* _Aim of the exercise_
Please quote the material exactly, every line of it.

* _Source material_

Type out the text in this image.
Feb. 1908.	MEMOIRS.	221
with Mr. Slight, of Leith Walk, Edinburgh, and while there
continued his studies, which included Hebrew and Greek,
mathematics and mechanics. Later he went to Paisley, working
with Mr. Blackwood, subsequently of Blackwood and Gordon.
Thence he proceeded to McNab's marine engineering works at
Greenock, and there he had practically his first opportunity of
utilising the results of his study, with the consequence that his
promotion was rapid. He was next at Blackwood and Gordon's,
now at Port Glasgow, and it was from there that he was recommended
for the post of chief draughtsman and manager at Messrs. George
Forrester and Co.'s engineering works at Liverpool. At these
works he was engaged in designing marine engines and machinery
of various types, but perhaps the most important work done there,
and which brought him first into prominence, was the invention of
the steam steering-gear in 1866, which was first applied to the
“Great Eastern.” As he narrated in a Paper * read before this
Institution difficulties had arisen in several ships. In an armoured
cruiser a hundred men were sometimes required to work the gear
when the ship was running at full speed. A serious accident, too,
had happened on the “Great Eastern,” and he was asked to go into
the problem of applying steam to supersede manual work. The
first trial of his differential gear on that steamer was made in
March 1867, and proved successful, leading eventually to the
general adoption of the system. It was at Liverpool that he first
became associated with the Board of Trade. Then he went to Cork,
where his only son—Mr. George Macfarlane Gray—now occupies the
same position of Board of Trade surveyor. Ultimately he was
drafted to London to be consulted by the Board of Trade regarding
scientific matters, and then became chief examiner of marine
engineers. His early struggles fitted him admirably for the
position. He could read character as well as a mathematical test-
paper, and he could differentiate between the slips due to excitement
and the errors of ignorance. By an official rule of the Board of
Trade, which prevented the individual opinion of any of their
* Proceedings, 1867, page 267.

* _Task solution_
Type out the text in this image.
Feb. 1908.	MEMOIRS.	221
with Mr. Slight, of Leith Walk, Edinburgh, and while there
continued his studies, which included Hebrew and Greek,
mathematics and mechanics. Later he went to Paisley, working
with Mr. Blackwood, subsequently of Blackwood and Gordon.
Thence he proceeded to McNab's marine engineering works at
Greenock, and there he had practically his first opportunity of
utilising the results of his study, with the consequence that his
promotion was rapid. He was next at Blackwood and Gordon's,
now at Port Glasgow, and it was from there that he was recommended
for the post of chief draughtsman and manager at Messrs. George
Forrester and Co.'s engineering works at Liverpool. At these
works he was engaged in designing marine engines and machinery
of various types, but perhaps the most important work done there,
and which brought him first into prominence, was the invention of
the steam steering-gear in 1866, which was first applied to the
“Great Eastern.” As he narrated in a Paper * read before this
Institution difficulties had arisen in several ships. In an armoured
cruiser a hundred men were sometimes required to work the gear
when the ship was running at full speed. A serious accident, too,
had happened on the “Great Eastern,” and he was asked to go into
the problem of applying steam to supersede manual work. The
first trial of his differential gear on that steamer was made in
March 1867, and proved successful, leading eventually to the
general adoption of the system. It was at Liverpool that he first
became associated with the Board of Trade. Then he went to Cork,
where his only son—Mr. George Macfarlane Gray—now occupies the
same position of Board of Trade surveyor. Ultimately he was
drafted to London to be consulted by the Board of Trade regarding
scientific matters, and then became chief examiner of marine
engineers. His early struggles fitted him admirably for the
position. He could read character as well as a mathematical test-
paper, and he could differentiate between the slips due to excitement
and the errors of ignorance. By an official rule of the Board of
Trade, which prevented the individual opinion of any of their
* Proceedings, 1867, page 267.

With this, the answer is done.